## BEGIN
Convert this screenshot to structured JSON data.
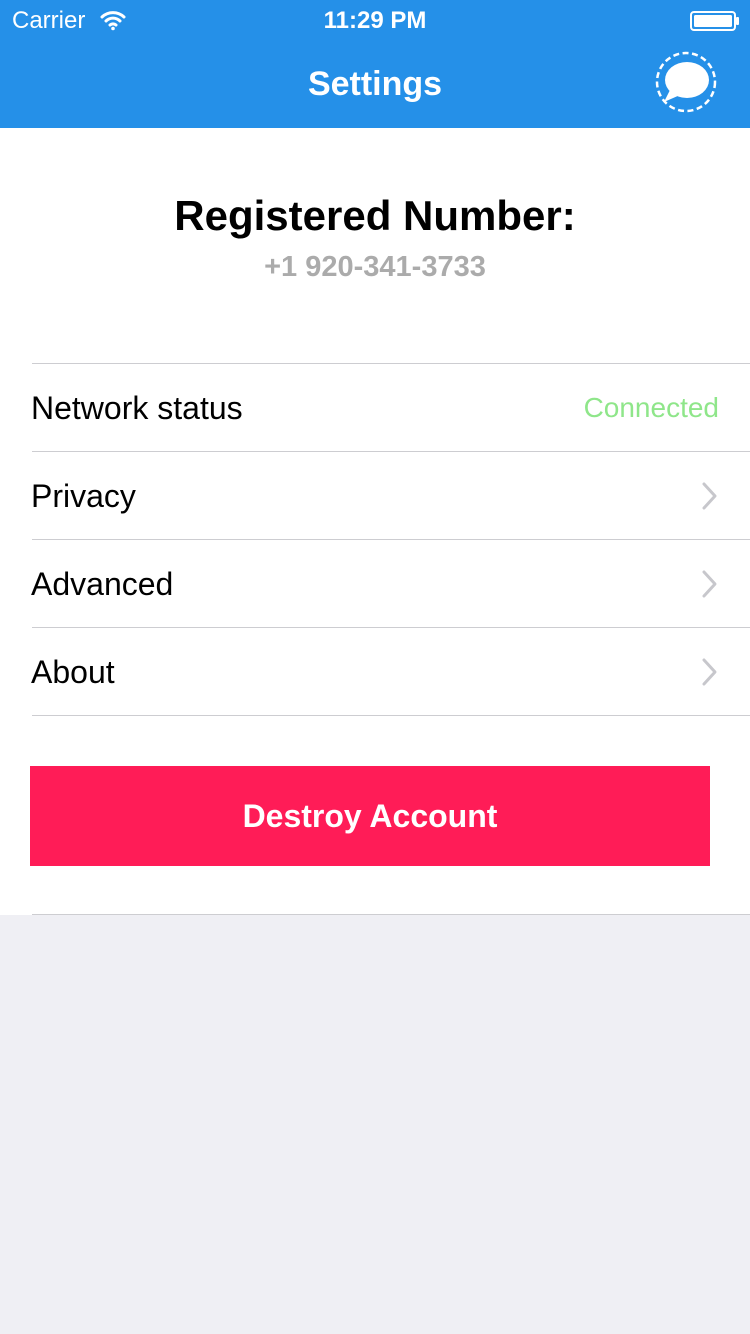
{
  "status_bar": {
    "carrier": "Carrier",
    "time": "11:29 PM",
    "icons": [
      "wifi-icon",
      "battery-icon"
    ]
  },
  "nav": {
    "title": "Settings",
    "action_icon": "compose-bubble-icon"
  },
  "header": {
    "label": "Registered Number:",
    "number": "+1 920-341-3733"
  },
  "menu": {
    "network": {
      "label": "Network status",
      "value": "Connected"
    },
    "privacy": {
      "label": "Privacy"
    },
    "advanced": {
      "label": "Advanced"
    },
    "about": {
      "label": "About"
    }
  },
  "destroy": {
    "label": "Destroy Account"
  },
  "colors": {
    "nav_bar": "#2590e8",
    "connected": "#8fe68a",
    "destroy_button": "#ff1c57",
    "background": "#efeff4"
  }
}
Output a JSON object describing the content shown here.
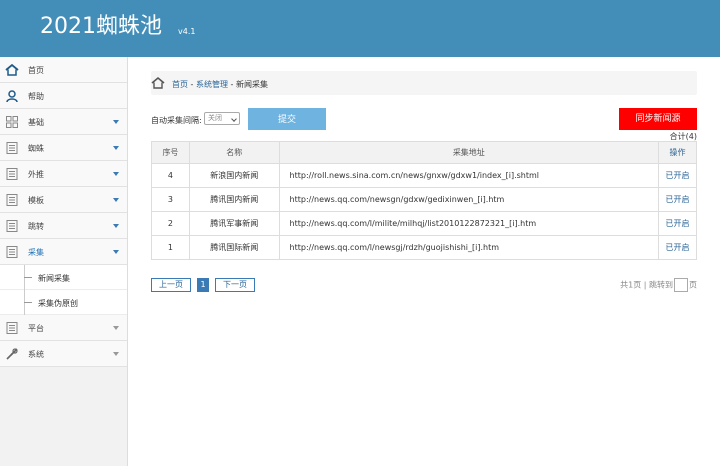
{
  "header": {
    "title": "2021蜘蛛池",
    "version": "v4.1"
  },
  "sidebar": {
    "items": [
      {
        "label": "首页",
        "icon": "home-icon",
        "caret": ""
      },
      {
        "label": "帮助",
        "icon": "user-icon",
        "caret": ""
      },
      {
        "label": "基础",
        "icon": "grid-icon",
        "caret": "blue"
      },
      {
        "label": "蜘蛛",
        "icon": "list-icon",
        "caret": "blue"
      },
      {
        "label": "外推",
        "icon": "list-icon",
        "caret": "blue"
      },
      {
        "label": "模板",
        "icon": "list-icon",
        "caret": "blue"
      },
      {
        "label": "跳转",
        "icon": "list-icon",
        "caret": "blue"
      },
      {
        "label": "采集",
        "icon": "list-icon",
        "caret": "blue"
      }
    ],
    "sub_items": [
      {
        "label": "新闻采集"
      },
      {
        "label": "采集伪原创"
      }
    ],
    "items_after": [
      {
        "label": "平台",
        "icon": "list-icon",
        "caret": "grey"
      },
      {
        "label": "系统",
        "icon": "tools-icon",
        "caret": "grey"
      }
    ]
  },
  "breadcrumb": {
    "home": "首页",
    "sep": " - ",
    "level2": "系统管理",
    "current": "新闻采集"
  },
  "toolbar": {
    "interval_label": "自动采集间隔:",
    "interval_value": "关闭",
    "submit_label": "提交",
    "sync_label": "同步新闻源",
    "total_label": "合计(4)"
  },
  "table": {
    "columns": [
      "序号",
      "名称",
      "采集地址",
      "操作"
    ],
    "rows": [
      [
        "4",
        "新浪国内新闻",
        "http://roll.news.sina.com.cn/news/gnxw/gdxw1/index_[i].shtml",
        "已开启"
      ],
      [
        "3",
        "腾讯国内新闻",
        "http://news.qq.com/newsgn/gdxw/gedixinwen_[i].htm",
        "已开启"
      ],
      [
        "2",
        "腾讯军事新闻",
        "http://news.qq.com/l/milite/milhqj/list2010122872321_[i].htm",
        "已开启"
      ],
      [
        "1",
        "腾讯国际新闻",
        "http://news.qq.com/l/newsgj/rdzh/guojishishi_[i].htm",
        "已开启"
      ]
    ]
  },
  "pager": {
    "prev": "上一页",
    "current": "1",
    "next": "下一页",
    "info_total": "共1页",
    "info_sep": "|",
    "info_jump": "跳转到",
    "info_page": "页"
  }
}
## END
## BEGIN
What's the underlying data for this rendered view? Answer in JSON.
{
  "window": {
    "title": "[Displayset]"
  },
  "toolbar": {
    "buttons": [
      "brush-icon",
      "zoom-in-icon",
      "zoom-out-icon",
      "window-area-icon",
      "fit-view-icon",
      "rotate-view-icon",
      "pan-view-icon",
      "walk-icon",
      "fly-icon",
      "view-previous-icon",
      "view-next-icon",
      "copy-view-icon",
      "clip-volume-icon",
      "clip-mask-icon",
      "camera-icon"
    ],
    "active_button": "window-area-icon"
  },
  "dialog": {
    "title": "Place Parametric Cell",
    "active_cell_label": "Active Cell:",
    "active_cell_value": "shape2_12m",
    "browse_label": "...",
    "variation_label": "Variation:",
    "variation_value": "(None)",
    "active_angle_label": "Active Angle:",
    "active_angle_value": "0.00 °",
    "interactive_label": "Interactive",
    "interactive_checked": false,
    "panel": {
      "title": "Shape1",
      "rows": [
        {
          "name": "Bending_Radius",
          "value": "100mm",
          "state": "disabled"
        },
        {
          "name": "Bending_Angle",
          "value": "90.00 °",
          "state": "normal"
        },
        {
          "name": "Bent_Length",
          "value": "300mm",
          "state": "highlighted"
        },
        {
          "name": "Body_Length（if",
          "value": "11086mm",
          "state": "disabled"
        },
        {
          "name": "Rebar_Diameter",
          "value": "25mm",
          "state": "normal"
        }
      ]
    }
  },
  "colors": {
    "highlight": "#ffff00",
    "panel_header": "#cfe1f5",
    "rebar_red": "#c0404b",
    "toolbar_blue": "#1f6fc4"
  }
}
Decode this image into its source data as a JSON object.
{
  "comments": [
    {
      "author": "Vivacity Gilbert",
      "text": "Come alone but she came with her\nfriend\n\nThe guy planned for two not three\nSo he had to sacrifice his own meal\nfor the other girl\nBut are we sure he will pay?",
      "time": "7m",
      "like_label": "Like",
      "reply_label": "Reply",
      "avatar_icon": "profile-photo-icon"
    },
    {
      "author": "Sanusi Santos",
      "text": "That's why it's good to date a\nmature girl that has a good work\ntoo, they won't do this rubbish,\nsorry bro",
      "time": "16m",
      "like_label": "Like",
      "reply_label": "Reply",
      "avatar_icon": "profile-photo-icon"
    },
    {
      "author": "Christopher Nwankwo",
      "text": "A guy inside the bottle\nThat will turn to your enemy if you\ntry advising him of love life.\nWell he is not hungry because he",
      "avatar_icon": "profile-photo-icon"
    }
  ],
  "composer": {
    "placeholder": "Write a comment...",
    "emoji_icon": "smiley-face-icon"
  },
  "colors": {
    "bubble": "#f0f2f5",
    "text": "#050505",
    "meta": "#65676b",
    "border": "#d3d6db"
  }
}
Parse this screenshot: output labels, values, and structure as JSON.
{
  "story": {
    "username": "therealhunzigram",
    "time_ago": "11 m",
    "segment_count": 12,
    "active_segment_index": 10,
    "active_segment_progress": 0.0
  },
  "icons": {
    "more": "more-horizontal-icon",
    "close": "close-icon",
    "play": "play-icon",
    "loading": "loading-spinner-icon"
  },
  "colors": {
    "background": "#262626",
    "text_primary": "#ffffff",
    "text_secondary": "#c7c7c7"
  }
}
## END
## BEGIN
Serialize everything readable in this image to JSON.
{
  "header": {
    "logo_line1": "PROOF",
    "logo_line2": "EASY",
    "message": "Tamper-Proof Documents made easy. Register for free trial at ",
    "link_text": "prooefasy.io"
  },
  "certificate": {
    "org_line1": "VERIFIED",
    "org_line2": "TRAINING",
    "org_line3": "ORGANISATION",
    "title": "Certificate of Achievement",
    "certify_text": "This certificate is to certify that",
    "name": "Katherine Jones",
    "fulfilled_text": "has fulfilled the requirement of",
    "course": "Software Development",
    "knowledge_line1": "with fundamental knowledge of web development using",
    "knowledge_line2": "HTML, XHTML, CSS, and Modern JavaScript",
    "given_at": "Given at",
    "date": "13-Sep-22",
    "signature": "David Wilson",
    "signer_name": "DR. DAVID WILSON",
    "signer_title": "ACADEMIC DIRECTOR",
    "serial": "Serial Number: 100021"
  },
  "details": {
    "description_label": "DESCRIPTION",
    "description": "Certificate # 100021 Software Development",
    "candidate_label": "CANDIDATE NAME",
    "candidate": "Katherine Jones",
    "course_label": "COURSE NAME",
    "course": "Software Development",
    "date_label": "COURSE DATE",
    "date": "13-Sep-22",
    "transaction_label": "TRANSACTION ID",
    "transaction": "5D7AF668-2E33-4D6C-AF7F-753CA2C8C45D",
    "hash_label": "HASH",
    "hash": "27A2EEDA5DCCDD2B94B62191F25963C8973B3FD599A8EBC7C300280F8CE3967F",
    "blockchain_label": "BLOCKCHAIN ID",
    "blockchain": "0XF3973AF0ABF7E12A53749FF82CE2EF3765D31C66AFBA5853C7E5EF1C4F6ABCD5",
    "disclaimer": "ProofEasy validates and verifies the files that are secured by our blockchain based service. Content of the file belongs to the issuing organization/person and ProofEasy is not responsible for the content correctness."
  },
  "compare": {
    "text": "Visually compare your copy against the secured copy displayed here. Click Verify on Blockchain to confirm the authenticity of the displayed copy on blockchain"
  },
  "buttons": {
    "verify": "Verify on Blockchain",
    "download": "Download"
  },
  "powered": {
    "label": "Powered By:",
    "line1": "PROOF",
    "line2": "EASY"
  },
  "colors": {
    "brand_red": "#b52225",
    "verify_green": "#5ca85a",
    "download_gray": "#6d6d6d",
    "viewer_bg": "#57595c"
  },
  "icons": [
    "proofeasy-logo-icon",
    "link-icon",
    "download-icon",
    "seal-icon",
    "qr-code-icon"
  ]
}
## END
_What you will do_
Count every line in the data that contains the word "bubble", then give that count and nothing else.

_Problem solution_
2